List of Famous people who born in 1911
Willem Johan Kolff
Willem Johan "Pim" Kolff was a pioneer of hemodialysis, artificial heart, as well as in the entire field of artificial organs. Willem is a member of the Kolff family, an old Dutch patrician family. He made his major discoveries in the field of dialysis for kidney failure during the Second World War. He emigrated in 1950 to the United States, where he obtained US citizenship in 1955, and received a number of awards and widespread recognition for his work.
Sybille Bedford
Sybille Bedford, OBE was a German-born English writer of non-fiction and semi-autobiographical fiction books. She was a recipient of the Golden PEN Award.
Lady Mary Faith Montagu
Lady Mary Faith Culme-Seymour, formerly Lady Mary Faith Nesbitt, was a British aristocrat and letter writer. The daughter of George Montagu, 9th Earl of Sandwich and Alberta Montagu, Countess of Sandwich, she grew up at the family's ancestral seat, Hinchingbrooke House in Huntingdon. When her brother, Victor Montagu, 10th Earl of Sandwich, sold the family home in 1955, Lady Faith took her close friend, the novelist E. M. Forster, to see it one last time. Her last tour of the home with Forster was an emotional one, and she documented the experience in her diary and in letters. She and Forster, who initially offered her advice on short story writing, remained friends until his death.
Freda Bedi
Freda Bedi, also known as Sister Palmo or Gelongma Karma Kechog Palmo, was a British woman who was jailed in India as a supporter of Indian nationalism and was the first Western woman to take full ordination in Tibetan Buddhism.
Shizuo Kakutani
Shizuo Kakutani was a Japanese-American mathematician, best known for his eponymous fixed-point theorem.
Rahela Ferari
Bella Rochel Fraynd, known as Rahela Ferari, was a Serbian actress who appeared in more than ninety films from 1951 to 1993. She was of Ashkenazi (Jewish) origin.

◆ **EXTRACTED MATERIAL**

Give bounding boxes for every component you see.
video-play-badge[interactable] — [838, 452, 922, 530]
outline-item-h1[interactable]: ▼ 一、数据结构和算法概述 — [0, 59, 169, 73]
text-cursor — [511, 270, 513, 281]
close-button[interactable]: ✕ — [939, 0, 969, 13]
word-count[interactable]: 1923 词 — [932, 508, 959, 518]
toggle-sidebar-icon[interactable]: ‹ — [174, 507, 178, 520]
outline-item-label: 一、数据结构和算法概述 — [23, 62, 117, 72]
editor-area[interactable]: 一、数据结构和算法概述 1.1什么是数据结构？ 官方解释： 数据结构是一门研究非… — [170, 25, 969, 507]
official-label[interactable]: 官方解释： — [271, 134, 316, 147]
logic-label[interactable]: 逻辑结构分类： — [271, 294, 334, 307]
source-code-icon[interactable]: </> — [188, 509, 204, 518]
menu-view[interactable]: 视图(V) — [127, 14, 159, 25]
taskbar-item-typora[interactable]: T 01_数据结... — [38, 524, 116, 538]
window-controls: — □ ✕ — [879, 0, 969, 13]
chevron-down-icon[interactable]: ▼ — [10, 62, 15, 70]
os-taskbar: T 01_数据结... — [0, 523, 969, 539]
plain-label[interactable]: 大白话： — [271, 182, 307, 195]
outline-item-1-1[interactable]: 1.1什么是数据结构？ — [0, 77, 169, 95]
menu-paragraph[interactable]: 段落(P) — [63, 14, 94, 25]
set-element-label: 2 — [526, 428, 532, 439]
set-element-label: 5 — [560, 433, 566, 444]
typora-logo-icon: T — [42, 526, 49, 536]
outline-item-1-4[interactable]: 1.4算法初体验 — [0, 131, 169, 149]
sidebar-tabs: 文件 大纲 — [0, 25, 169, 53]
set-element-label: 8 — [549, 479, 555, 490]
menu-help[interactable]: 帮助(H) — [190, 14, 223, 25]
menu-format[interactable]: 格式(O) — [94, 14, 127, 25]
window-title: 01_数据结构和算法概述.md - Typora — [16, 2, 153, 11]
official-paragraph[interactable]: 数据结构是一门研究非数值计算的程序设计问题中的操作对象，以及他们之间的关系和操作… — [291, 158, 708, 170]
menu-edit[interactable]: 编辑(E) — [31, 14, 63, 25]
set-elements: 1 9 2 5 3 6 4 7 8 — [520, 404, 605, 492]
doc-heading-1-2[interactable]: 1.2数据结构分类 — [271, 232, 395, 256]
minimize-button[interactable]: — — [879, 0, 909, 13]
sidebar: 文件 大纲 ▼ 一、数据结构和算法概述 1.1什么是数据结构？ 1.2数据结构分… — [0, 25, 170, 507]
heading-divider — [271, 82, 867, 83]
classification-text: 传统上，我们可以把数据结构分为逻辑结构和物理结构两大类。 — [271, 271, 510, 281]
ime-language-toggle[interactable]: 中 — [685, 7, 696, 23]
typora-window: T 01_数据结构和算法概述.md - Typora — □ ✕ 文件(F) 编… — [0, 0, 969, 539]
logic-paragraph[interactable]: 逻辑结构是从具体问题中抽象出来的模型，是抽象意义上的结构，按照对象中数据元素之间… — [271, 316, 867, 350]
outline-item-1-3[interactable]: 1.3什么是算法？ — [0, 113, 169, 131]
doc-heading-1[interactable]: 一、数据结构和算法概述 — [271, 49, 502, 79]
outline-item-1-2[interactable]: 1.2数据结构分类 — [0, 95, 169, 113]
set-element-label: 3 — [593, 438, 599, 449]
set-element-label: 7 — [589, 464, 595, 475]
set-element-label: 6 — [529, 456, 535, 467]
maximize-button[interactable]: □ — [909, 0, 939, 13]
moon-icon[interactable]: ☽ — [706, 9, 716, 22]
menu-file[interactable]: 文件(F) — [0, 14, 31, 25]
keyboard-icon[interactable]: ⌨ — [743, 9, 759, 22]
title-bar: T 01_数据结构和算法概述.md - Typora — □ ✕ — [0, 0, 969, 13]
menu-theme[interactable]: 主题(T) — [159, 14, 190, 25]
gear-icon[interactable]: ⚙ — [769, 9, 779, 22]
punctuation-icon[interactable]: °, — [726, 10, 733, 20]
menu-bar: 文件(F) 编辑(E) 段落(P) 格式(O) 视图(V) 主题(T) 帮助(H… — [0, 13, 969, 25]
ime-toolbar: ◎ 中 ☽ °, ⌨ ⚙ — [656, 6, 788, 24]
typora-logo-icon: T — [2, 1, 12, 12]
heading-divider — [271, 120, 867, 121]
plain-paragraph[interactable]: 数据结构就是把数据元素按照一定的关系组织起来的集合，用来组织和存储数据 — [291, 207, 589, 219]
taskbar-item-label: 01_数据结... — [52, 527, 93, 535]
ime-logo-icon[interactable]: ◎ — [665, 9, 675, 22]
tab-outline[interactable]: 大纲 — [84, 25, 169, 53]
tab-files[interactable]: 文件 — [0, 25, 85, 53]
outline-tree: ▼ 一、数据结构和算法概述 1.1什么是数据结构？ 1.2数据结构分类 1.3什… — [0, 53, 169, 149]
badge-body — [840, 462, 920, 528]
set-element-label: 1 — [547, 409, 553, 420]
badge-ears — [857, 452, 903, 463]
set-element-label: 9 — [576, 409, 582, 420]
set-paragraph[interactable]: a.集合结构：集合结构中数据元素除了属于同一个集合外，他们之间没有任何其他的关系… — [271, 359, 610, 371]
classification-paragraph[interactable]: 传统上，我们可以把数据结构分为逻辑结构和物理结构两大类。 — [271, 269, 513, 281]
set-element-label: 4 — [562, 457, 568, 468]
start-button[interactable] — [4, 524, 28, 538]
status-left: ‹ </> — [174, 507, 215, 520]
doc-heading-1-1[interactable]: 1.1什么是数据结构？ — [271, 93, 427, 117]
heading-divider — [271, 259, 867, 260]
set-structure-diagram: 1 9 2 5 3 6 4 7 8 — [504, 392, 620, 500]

◆ **ABOUT THIS TASK**
Transcribe the part of the 1911 births list that begins at the words "Lady Mary Faith Montagu" and stops after "until his death.".

◆ **RESULT OF THIS EXERCISE**
Lady Mary Faith Montagu
Lady Mary Faith Culme-Seymour, formerly Lady Mary Faith Nesbitt, was a British aristocrat and letter writer. The daughter of George Montagu, 9th Earl of Sandwich and Alberta Montagu, Countess of Sandwich, she grew up at the family's ancestral seat, Hinchingbrooke House in Huntingdon. When her brother, Victor Montagu, 10th Earl of Sandwich, sold the family home in 1955, Lady Faith took her close friend, the novelist E. M. Forster, to see it one last time. Her last tour of the home with Forster was an emotional one, and she documented the experience in her diary and in letters. She and Forster, who initially offered her advice on short story writing, remained friends until his death.